▶ [Task directions]: A verbatim copy of all entries is the expected output.

▶ [Information provided]:
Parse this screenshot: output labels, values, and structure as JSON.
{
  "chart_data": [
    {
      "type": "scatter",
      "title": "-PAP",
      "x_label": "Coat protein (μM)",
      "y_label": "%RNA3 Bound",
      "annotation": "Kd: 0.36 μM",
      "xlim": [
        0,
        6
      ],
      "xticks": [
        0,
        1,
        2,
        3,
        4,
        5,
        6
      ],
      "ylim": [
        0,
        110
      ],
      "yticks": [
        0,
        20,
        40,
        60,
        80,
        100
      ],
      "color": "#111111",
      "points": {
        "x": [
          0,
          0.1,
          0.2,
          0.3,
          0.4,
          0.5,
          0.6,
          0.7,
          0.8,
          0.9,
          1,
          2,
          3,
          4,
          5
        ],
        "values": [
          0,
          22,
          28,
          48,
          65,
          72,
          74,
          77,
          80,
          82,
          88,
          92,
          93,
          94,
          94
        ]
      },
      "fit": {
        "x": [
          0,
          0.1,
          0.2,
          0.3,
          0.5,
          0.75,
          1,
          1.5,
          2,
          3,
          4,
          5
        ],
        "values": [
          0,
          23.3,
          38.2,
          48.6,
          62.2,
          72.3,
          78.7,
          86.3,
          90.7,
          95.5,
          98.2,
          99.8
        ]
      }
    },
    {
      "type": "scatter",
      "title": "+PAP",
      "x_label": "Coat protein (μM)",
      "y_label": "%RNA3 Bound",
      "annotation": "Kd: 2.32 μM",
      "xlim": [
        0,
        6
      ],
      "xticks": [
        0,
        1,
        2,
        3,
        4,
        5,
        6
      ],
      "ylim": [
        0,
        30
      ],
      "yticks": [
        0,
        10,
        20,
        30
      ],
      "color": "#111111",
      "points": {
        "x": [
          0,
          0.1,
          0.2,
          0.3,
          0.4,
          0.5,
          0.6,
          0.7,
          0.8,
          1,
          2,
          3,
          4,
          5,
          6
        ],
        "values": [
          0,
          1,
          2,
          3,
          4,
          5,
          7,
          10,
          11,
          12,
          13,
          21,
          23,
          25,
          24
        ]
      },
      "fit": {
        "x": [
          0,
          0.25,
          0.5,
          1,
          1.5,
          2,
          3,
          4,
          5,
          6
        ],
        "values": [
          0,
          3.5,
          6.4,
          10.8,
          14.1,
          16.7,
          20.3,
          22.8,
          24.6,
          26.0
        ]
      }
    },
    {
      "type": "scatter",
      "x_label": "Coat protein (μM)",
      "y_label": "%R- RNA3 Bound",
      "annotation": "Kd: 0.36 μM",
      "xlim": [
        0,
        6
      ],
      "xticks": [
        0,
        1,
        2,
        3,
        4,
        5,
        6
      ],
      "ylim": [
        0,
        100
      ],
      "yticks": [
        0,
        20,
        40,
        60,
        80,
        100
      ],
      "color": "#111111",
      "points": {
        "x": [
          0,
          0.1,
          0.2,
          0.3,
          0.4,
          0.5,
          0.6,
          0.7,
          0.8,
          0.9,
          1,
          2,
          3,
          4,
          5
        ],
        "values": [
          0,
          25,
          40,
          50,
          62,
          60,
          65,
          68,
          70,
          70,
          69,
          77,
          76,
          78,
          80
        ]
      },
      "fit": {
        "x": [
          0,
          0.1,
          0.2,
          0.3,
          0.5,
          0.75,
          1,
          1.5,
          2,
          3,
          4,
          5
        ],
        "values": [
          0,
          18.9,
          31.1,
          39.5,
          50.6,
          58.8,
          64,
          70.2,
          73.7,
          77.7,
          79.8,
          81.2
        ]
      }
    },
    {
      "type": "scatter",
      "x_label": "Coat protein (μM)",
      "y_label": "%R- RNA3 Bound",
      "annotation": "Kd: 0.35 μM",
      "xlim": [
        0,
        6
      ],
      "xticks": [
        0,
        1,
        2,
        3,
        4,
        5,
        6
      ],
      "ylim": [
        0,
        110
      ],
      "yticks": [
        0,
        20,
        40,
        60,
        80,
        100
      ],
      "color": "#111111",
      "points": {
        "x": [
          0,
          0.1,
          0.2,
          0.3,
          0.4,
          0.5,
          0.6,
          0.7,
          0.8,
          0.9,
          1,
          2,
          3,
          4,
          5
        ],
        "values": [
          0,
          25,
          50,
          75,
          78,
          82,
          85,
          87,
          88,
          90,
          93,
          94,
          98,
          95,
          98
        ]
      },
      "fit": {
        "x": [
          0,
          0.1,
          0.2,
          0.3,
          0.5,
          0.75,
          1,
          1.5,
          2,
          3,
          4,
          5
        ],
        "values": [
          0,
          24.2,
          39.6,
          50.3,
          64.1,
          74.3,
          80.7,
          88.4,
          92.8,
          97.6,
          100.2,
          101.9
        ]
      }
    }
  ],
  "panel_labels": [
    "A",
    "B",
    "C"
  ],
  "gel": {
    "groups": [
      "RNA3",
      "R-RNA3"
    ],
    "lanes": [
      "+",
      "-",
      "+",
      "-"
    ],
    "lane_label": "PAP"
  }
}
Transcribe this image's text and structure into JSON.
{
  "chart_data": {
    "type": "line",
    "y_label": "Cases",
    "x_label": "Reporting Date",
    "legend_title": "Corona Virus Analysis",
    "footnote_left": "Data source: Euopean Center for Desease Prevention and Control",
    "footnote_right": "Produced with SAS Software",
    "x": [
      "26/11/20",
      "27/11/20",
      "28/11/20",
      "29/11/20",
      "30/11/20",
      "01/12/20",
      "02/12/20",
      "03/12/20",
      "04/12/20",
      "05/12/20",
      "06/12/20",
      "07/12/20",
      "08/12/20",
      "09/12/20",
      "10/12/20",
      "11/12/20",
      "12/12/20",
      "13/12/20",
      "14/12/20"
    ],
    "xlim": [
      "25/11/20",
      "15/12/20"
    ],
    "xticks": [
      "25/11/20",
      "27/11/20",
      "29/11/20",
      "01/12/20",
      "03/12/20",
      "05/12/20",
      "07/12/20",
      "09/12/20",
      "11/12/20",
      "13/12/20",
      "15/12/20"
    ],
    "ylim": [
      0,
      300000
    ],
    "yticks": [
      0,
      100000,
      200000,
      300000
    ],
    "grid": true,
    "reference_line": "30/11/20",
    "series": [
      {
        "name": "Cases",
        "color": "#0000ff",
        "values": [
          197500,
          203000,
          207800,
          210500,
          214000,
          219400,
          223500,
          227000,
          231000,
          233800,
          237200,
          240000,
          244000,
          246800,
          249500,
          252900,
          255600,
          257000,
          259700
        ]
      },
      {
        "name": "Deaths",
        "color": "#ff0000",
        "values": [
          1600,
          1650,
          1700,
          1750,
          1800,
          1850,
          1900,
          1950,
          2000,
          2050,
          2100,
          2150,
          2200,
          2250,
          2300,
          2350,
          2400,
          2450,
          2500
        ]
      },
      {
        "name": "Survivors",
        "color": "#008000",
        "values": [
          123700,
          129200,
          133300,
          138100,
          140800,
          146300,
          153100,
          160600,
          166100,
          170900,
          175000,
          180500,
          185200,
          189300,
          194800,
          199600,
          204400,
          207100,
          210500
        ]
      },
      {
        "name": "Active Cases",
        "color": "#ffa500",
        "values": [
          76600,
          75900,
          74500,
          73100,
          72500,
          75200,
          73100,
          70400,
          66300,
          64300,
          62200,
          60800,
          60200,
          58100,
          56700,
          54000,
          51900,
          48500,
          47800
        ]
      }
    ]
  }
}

▶ [Solution to this exercise]:
Parse this screenshot: output labels, values, and structure as JSON.
{
  "chart_data": [
    {
      "type": "scatter",
      "title": "-PAP",
      "x_label": "Coat protein (μM)",
      "y_label": "%RNA3 Bound",
      "annotation": "Kd: 0.36 μM",
      "xlim": [
        0,
        6
      ],
      "xticks": [
        0,
        1,
        2,
        3,
        4,
        5,
        6
      ],
      "ylim": [
        0,
        110
      ],
      "yticks": [
        0,
        20,
        40,
        60,
        80,
        100
      ],
      "color": "#111111",
      "points": {
        "x": [
          0,
          0.1,
          0.2,
          0.3,
          0.4,
          0.5,
          0.6,
          0.7,
          0.8,
          0.9,
          1,
          2,
          3,
          4,
          5
        ],
        "values": [
          0,
          22,
          28,
          48,
          65,
          72,
          74,
          77,
          80,
          82,
          88,
          92,
          93,
          94,
          94
        ]
      },
      "fit": {
        "x": [
          0,
          0.1,
          0.2,
          0.3,
          0.5,
          0.75,
          1,
          1.5,
          2,
          3,
          4,
          5
        ],
        "values": [
          0,
          23.3,
          38.2,
          48.6,
          62.2,
          72.3,
          78.7,
          86.3,
          90.7,
          95.5,
          98.2,
          99.8
        ]
      }
    },
    {
      "type": "scatter",
      "title": "+PAP",
      "x_label": "Coat protein (μM)",
      "y_label": "%RNA3 Bound",
      "annotation": "Kd: 2.32 μM",
      "xlim": [
        0,
        6
      ],
      "xticks": [
        0,
        1,
        2,
        3,
        4,
        5,
        6
      ],
      "ylim": [
        0,
        30
      ],
      "yticks": [
        0,
        10,
        20,
        30
      ],
      "color": "#111111",
      "points": {
        "x": [
          0,
          0.1,
          0.2,
          0.3,
          0.4,
          0.5,
          0.6,
          0.7,
          0.8,
          1,
          2,
          3,
          4,
          5,
          6
        ],
        "values": [
          0,
          1,
          2,
          3,
          4,
          5,
          7,
          10,
          11,
          12,
          13,
          21,
          23,
          25,
          24
        ]
      },
      "fit": {
        "x": [
          0,
          0.25,
          0.5,
          1,
          1.5,
          2,
          3,
          4,
          5,
          6
        ],
        "values": [
          0,
          3.5,
          6.4,
          10.8,
          14.1,
          16.7,
          20.3,
          22.8,
          24.6,
          26.0
        ]
      }
    },
    {
      "type": "scatter",
      "x_label": "Coat protein (μM)",
      "y_label": "%R- RNA3 Bound",
      "annotation": "Kd: 0.36 μM",
      "xlim": [
        0,
        6
      ],
      "xticks": [
        0,
        1,
        2,
        3,
        4,
        5,
        6
      ],
      "ylim": [
        0,
        100
      ],
      "yticks": [
        0,
        20,
        40,
        60,
        80,
        100
      ],
      "color": "#111111",
      "points": {
        "x": [
          0,
          0.1,
          0.2,
          0.3,
          0.4,
          0.5,
          0.6,
          0.7,
          0.8,
          0.9,
          1,
          2,
          3,
          4,
          5
        ],
        "values": [
          0,
          25,
          40,
          50,
          62,
          60,
          65,
          68,
          70,
          70,
          69,
          77,
          76,
          78,
          80
        ]
      },
      "fit": {
        "x": [
          0,
          0.1,
          0.2,
          0.3,
          0.5,
          0.75,
          1,
          1.5,
          2,
          3,
          4,
          5
        ],
        "values": [
          0,
          18.9,
          31.1,
          39.5,
          50.6,
          58.8,
          64,
          70.2,
          73.7,
          77.7,
          79.8,
          81.2
        ]
      }
    },
    {
      "type": "scatter",
      "x_label": "Coat protein (μM)",
      "y_label": "%R- RNA3 Bound",
      "annotation": "Kd: 0.35 μM",
      "xlim": [
        0,
        6
      ],
      "xticks": [
        0,
        1,
        2,
        3,
        4,
        5,
        6
      ],
      "ylim": [
        0,
        110
      ],
      "yticks": [
        0,
        20,
        40,
        60,
        80,
        100
      ],
      "color": "#111111",
      "points": {
        "x": [
          0,
          0.1,
          0.2,
          0.3,
          0.4,
          0.5,
          0.6,
          0.7,
          0.8,
          0.9,
          1,
          2,
          3,
          4,
          5
        ],
        "values": [
          0,
          25,
          50,
          75,
          78,
          82,
          85,
          87,
          88,
          90,
          93,
          94,
          98,
          95,
          98
        ]
      },
      "fit": {
        "x": [
          0,
          0.1,
          0.2,
          0.3,
          0.5,
          0.75,
          1,
          1.5,
          2,
          3,
          4,
          5
        ],
        "values": [
          0,
          24.2,
          39.6,
          50.3,
          64.1,
          74.3,
          80.7,
          88.4,
          92.8,
          97.6,
          100.2,
          101.9
        ]
      }
    }
  ],
  "panel_labels": [
    "A",
    "B",
    "C"
  ],
  "gel": {
    "groups": [
      "RNA3",
      "R-RNA3"
    ],
    "lanes": [
      "+",
      "-",
      "+",
      "-"
    ],
    "lane_label": "PAP"
  }
}
Transcribe this image's text and structure into JSON.
{
  "chart_data": {
    "type": "line",
    "y_label": "Cases",
    "x_label": "Reporting Date",
    "legend_title": "Corona Virus Analysis",
    "footnote_left": "Data source: Euopean Center for Desease Prevention and Control",
    "footnote_right": "Produced with SAS Software",
    "x": [
      "26/11/20",
      "27/11/20",
      "28/11/20",
      "29/11/20",
      "30/11/20",
      "01/12/20",
      "02/12/20",
      "03/12/20",
      "04/12/20",
      "05/12/20",
      "06/12/20",
      "07/12/20",
      "08/12/20",
      "09/12/20",
      "10/12/20",
      "11/12/20",
      "12/12/20",
      "13/12/20",
      "14/12/20"
    ],
    "xlim": [
      "25/11/20",
      "15/12/20"
    ],
    "xticks": [
      "25/11/20",
      "27/11/20",
      "29/11/20",
      "01/12/20",
      "03/12/20",
      "05/12/20",
      "07/12/20",
      "09/12/20",
      "11/12/20",
      "13/12/20",
      "15/12/20"
    ],
    "ylim": [
      0,
      300000
    ],
    "yticks": [
      0,
      100000,
      200000,
      300000
    ],
    "grid": true,
    "reference_line": "30/11/20",
    "series": [
      {
        "name": "Cases",
        "color": "#0000ff",
        "values": [
          197500,
          203000,
          207800,
          210500,
          214000,
          219400,
          223500,
          227000,
          231000,
          233800,
          237200,
          240000,
          244000,
          246800,
          249500,
          252900,
          255600,
          257000,
          259700
        ]
      },
      {
        "name": "Deaths",
        "color": "#ff0000",
        "values": [
          1600,
          1650,
          1700,
          1750,
          1800,
          1850,
          1900,
          1950,
          2000,
          2050,
          2100,
          2150,
          2200,
          2250,
          2300,
          2350,
          2400,
          2450,
          2500
        ]
      },
      {
        "name": "Survivors",
        "color": "#008000",
        "values": [
          123700,
          129200,
          133300,
          138100,
          140800,
          146300,
          153100,
          160600,
          166100,
          170900,
          175000,
          180500,
          185200,
          189300,
          194800,
          199600,
          204400,
          207100,
          210500
        ]
      },
      {
        "name": "Active Cases",
        "color": "#ffa500",
        "values": [
          76600,
          75900,
          74500,
          73100,
          72500,
          75200,
          73100,
          70400,
          66300,
          64300,
          62200,
          60800,
          60200,
          58100,
          56700,
          54000,
          51900,
          48500,
          47800
        ]
      }
    ]
  }
}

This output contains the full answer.